WORK REQUIRED
Are you able to retype all the records below exactly?

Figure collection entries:
——————
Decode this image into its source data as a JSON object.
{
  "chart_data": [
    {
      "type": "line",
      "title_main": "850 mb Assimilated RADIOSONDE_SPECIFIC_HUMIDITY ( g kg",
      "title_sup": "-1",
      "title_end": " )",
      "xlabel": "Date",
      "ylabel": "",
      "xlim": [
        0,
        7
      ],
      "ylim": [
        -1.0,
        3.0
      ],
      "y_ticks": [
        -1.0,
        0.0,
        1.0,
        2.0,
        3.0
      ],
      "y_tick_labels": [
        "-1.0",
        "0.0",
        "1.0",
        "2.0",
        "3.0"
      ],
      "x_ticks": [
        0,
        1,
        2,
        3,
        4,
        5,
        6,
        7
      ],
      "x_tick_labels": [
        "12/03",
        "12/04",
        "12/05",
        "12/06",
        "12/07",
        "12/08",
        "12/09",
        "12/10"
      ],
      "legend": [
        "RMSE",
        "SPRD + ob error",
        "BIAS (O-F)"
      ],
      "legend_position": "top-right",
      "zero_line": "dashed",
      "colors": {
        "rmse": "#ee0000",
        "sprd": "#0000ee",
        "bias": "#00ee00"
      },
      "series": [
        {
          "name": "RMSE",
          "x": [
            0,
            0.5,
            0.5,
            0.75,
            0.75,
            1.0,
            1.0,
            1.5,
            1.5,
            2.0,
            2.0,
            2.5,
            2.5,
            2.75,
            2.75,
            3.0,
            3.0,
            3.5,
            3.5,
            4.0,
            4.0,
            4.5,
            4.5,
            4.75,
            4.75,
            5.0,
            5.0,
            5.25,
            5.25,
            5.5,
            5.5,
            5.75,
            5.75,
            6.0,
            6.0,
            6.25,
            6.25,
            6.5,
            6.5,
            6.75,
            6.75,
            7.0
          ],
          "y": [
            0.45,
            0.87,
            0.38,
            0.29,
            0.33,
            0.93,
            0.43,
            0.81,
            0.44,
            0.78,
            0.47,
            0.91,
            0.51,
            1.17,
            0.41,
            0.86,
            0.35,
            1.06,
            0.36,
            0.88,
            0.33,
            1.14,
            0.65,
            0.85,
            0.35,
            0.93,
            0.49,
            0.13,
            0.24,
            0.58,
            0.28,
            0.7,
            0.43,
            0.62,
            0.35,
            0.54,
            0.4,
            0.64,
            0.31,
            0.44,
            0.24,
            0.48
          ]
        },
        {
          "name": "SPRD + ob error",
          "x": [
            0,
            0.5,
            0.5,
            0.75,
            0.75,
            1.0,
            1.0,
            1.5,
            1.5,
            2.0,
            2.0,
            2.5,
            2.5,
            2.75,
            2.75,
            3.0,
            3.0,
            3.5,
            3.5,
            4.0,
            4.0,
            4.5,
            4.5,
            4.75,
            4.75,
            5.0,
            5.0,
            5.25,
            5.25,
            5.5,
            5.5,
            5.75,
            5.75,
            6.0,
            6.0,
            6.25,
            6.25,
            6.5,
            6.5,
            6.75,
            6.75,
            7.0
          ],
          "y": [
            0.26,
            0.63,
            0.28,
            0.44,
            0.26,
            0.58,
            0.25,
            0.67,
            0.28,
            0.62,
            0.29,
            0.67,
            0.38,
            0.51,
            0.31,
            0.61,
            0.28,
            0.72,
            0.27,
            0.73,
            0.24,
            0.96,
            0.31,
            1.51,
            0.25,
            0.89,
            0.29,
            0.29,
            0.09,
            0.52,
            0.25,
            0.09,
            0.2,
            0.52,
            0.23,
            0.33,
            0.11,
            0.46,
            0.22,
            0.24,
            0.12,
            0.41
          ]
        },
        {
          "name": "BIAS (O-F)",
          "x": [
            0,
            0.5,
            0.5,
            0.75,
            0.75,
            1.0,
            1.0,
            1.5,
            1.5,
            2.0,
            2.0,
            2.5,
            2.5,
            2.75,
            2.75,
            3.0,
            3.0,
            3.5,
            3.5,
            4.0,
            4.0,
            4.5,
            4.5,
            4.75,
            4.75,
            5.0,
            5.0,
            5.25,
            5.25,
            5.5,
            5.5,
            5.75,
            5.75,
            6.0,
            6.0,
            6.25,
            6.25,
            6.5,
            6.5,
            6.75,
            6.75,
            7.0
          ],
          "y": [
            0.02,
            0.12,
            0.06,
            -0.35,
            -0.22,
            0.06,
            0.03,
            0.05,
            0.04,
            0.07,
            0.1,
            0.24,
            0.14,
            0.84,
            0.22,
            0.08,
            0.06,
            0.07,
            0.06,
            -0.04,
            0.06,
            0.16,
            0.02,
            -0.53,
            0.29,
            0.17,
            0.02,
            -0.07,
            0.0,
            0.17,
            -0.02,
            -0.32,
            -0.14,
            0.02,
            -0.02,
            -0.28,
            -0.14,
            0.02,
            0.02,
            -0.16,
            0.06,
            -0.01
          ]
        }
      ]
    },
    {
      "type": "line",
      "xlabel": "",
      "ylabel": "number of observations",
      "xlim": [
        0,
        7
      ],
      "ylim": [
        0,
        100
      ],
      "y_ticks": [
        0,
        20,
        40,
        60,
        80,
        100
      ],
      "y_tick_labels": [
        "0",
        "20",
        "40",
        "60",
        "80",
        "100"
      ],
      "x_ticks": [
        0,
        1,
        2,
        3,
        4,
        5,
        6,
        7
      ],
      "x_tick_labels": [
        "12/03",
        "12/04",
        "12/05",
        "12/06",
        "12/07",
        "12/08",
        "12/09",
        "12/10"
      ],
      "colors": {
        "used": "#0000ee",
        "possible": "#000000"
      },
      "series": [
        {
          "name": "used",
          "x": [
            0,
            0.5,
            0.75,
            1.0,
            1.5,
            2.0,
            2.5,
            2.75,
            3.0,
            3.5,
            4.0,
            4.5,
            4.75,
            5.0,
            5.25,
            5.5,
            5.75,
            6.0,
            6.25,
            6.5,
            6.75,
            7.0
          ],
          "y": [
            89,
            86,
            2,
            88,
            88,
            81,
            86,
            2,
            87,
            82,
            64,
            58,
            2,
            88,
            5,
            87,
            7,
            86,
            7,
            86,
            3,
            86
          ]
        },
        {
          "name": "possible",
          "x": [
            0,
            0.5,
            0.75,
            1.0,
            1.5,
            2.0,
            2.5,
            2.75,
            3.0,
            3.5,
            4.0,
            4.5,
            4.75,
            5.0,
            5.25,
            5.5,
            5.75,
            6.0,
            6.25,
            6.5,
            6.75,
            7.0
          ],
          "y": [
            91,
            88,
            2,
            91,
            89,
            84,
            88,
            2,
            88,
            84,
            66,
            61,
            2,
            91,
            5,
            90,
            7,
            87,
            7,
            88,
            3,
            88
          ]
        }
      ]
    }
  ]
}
——————
SOLVED PROBLEM
Decode this image into its source data as a JSON object.
{
  "chart_data": [
    {
      "type": "line",
      "title_main": "850 mb Assimilated RADIOSONDE_SPECIFIC_HUMIDITY ( g kg",
      "title_sup": "-1",
      "title_end": " )",
      "xlabel": "Date",
      "ylabel": "",
      "xlim": [
        0,
        7
      ],
      "ylim": [
        -1.0,
        3.0
      ],
      "y_ticks": [
        -1.0,
        0.0,
        1.0,
        2.0,
        3.0
      ],
      "y_tick_labels": [
        "-1.0",
        "0.0",
        "1.0",
        "2.0",
        "3.0"
      ],
      "x_ticks": [
        0,
        1,
        2,
        3,
        4,
        5,
        6,
        7
      ],
      "x_tick_labels": [
        "12/03",
        "12/04",
        "12/05",
        "12/06",
        "12/07",
        "12/08",
        "12/09",
        "12/10"
      ],
      "legend": [
        "RMSE",
        "SPRD + ob error",
        "BIAS (O-F)"
      ],
      "legend_position": "top-right",
      "zero_line": "dashed",
      "colors": {
        "rmse": "#ee0000",
        "sprd": "#0000ee",
        "bias": "#00ee00"
      },
      "series": [
        {
          "name": "RMSE",
          "x": [
            0,
            0.5,
            0.5,
            0.75,
            0.75,
            1.0,
            1.0,
            1.5,
            1.5,
            2.0,
            2.0,
            2.5,
            2.5,
            2.75,
            2.75,
            3.0,
            3.0,
            3.5,
            3.5,
            4.0,
            4.0,
            4.5,
            4.5,
            4.75,
            4.75,
            5.0,
            5.0,
            5.25,
            5.25,
            5.5,
            5.5,
            5.75,
            5.75,
            6.0,
            6.0,
            6.25,
            6.25,
            6.5,
            6.5,
            6.75,
            6.75,
            7.0
          ],
          "y": [
            0.45,
            0.87,
            0.38,
            0.29,
            0.33,
            0.93,
            0.43,
            0.81,
            0.44,
            0.78,
            0.47,
            0.91,
            0.51,
            1.17,
            0.41,
            0.86,
            0.35,
            1.06,
            0.36,
            0.88,
            0.33,
            1.14,
            0.65,
            0.85,
            0.35,
            0.93,
            0.49,
            0.13,
            0.24,
            0.58,
            0.28,
            0.7,
            0.43,
            0.62,
            0.35,
            0.54,
            0.4,
            0.64,
            0.31,
            0.44,
            0.24,
            0.48
          ]
        },
        {
          "name": "SPRD + ob error",
          "x": [
            0,
            0.5,
            0.5,
            0.75,
            0.75,
            1.0,
            1.0,
            1.5,
            1.5,
            2.0,
            2.0,
            2.5,
            2.5,
            2.75,
            2.75,
            3.0,
            3.0,
            3.5,
            3.5,
            4.0,
            4.0,
            4.5,
            4.5,
            4.75,
            4.75,
            5.0,
            5.0,
            5.25,
            5.25,
            5.5,
            5.5,
            5.75,
            5.75,
            6.0,
            6.0,
            6.25,
            6.25,
            6.5,
            6.5,
            6.75,
            6.75,
            7.0
          ],
          "y": [
            0.26,
            0.63,
            0.28,
            0.44,
            0.26,
            0.58,
            0.25,
            0.67,
            0.28,
            0.62,
            0.29,
            0.67,
            0.38,
            0.51,
            0.31,
            0.61,
            0.28,
            0.72,
            0.27,
            0.73,
            0.24,
            0.96,
            0.31,
            1.51,
            0.25,
            0.89,
            0.29,
            0.29,
            0.09,
            0.52,
            0.25,
            0.09,
            0.2,
            0.52,
            0.23,
            0.33,
            0.11,
            0.46,
            0.22,
            0.24,
            0.12,
            0.41
          ]
        },
        {
          "name": "BIAS (O-F)",
          "x": [
            0,
            0.5,
            0.5,
            0.75,
            0.75,
            1.0,
            1.0,
            1.5,
            1.5,
            2.0,
            2.0,
            2.5,
            2.5,
            2.75,
            2.75,
            3.0,
            3.0,
            3.5,
            3.5,
            4.0,
            4.0,
            4.5,
            4.5,
            4.75,
            4.75,
            5.0,
            5.0,
            5.25,
            5.25,
            5.5,
            5.5,
            5.75,
            5.75,
            6.0,
            6.0,
            6.25,
            6.25,
            6.5,
            6.5,
            6.75,
            6.75,
            7.0
          ],
          "y": [
            0.02,
            0.12,
            0.06,
            -0.35,
            -0.22,
            0.06,
            0.03,
            0.05,
            0.04,
            0.07,
            0.1,
            0.24,
            0.14,
            0.84,
            0.22,
            0.08,
            0.06,
            0.07,
            0.06,
            -0.04,
            0.06,
            0.16,
            0.02,
            -0.53,
            0.29,
            0.17,
            0.02,
            -0.07,
            0.0,
            0.17,
            -0.02,
            -0.32,
            -0.14,
            0.02,
            -0.02,
            -0.28,
            -0.14,
            0.02,
            0.02,
            -0.16,
            0.06,
            -0.01
          ]
        }
      ]
    },
    {
      "type": "line",
      "xlabel": "",
      "ylabel": "number of observations",
      "xlim": [
        0,
        7
      ],
      "ylim": [
        0,
        100
      ],
      "y_ticks": [
        0,
        20,
        40,
        60,
        80,
        100
      ],
      "y_tick_labels": [
        "0",
        "20",
        "40",
        "60",
        "80",
        "100"
      ],
      "x_ticks": [
        0,
        1,
        2,
        3,
        4,
        5,
        6,
        7
      ],
      "x_tick_labels": [
        "12/03",
        "12/04",
        "12/05",
        "12/06",
        "12/07",
        "12/08",
        "12/09",
        "12/10"
      ],
      "colors": {
        "used": "#0000ee",
        "possible": "#000000"
      },
      "series": [
        {
          "name": "used",
          "x": [
            0,
            0.5,
            0.75,
            1.0,
            1.5,
            2.0,
            2.5,
            2.75,
            3.0,
            3.5,
            4.0,
            4.5,
            4.75,
            5.0,
            5.25,
            5.5,
            5.75,
            6.0,
            6.25,
            6.5,
            6.75,
            7.0
          ],
          "y": [
            89,
            86,
            2,
            88,
            88,
            81,
            86,
            2,
            87,
            82,
            64,
            58,
            2,
            88,
            5,
            87,
            7,
            86,
            7,
            86,
            3,
            86
          ]
        },
        {
          "name": "possible",
          "x": [
            0,
            0.5,
            0.75,
            1.0,
            1.5,
            2.0,
            2.5,
            2.75,
            3.0,
            3.5,
            4.0,
            4.5,
            4.75,
            5.0,
            5.25,
            5.5,
            5.75,
            6.0,
            6.25,
            6.5,
            6.75,
            7.0
          ],
          "y": [
            91,
            88,
            2,
            91,
            89,
            84,
            88,
            2,
            88,
            84,
            66,
            61,
            2,
            91,
            5,
            90,
            7,
            87,
            7,
            88,
            3,
            88
          ]
        }
      ]
    }
  ]
}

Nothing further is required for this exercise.